Task goal:
Copy each line of the records that holds the string "marker".

═════ Material shown ═════

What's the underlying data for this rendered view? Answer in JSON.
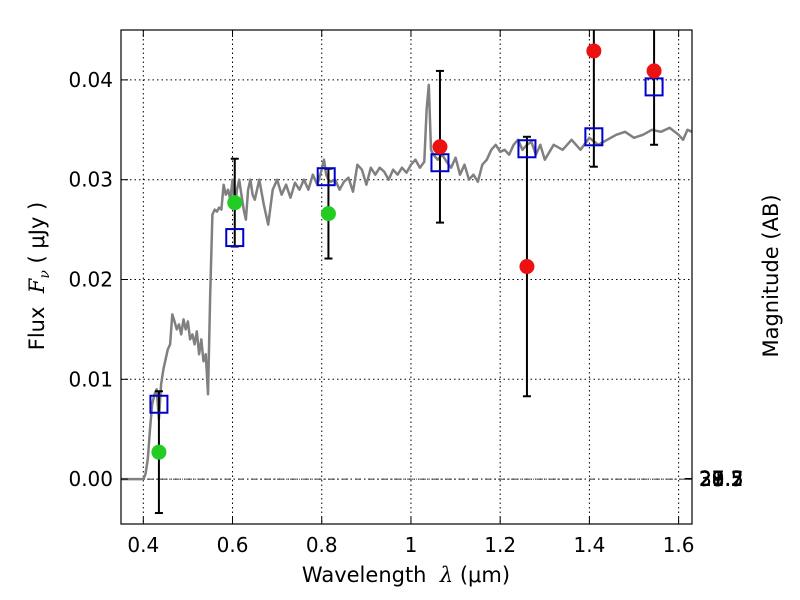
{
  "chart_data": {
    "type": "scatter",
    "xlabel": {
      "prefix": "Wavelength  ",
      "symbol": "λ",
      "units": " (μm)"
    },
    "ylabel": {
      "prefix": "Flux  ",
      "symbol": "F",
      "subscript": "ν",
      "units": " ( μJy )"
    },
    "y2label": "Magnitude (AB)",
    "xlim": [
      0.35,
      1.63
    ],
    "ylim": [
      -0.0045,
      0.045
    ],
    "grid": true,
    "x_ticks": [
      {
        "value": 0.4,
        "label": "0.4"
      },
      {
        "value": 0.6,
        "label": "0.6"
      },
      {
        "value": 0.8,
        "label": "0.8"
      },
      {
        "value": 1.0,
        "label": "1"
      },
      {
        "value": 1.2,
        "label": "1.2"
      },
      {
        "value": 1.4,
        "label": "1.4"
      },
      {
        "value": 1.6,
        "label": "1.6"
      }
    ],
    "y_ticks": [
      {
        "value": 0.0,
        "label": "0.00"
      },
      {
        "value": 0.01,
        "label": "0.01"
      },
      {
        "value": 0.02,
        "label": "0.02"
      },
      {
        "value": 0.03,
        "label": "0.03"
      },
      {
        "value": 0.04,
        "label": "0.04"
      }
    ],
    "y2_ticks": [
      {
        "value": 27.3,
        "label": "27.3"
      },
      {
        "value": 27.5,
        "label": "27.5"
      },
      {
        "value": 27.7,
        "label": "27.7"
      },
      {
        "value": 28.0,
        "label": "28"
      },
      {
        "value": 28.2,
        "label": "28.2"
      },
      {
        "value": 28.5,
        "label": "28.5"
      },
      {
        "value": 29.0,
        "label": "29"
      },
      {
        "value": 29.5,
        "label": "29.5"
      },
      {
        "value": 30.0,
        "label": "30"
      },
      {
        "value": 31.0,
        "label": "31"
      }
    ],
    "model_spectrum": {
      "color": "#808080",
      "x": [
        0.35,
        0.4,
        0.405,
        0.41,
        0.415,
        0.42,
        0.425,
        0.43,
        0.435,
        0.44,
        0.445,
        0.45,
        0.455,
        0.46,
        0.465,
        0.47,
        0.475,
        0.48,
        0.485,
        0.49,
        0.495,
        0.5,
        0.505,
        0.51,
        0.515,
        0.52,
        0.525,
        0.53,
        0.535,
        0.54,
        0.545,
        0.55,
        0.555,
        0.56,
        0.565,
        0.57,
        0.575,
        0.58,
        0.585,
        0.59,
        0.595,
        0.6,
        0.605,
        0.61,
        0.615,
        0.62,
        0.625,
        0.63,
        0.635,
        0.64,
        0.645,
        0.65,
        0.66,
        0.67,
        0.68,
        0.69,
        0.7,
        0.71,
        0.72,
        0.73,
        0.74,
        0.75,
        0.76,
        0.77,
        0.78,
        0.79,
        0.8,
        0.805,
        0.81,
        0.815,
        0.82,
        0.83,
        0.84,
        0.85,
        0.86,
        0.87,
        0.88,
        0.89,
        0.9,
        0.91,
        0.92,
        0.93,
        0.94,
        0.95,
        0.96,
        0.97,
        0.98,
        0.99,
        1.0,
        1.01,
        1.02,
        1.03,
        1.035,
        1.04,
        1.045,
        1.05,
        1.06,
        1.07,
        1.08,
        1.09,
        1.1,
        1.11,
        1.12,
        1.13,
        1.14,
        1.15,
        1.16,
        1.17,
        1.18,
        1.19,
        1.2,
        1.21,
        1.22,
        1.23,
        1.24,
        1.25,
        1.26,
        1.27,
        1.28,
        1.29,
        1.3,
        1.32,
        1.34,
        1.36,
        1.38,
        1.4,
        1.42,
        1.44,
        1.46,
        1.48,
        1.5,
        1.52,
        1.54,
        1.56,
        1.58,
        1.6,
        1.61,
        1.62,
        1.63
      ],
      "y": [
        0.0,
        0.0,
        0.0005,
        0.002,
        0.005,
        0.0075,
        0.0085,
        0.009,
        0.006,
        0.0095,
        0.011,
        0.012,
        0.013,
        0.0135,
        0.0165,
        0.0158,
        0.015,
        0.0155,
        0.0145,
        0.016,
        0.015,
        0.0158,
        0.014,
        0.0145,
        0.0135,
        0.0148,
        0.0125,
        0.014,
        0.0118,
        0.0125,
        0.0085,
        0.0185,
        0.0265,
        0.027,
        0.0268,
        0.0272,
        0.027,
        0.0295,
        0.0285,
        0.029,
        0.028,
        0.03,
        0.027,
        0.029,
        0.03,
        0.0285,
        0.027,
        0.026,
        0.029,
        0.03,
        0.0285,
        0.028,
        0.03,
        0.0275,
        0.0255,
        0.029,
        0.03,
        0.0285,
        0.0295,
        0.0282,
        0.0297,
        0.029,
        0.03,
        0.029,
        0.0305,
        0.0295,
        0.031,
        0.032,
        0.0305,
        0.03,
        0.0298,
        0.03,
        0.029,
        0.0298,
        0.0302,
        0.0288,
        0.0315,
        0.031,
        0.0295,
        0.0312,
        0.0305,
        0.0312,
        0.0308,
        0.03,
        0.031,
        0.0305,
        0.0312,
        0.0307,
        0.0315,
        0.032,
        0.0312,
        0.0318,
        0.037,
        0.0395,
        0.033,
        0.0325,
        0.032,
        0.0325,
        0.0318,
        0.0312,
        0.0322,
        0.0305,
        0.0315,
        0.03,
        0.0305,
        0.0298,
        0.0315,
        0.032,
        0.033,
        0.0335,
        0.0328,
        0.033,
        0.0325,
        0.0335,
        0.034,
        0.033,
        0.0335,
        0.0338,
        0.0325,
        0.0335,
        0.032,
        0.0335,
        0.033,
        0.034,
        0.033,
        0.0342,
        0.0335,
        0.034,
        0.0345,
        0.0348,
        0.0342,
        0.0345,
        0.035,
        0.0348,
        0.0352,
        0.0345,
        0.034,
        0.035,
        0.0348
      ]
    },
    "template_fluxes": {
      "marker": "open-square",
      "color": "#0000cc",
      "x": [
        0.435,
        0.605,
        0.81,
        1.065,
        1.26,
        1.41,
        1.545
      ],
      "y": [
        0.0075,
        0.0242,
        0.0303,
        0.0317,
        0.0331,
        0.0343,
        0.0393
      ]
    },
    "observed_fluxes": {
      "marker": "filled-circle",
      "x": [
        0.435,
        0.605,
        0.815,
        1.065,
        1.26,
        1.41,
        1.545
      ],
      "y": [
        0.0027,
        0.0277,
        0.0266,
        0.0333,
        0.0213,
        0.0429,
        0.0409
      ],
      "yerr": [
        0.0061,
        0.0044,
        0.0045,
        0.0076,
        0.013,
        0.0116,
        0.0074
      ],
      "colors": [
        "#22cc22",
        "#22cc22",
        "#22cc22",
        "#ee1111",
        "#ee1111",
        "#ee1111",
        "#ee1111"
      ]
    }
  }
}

═════

Result of this task:
      "marker": "open-square",
      "marker": "filled-circle",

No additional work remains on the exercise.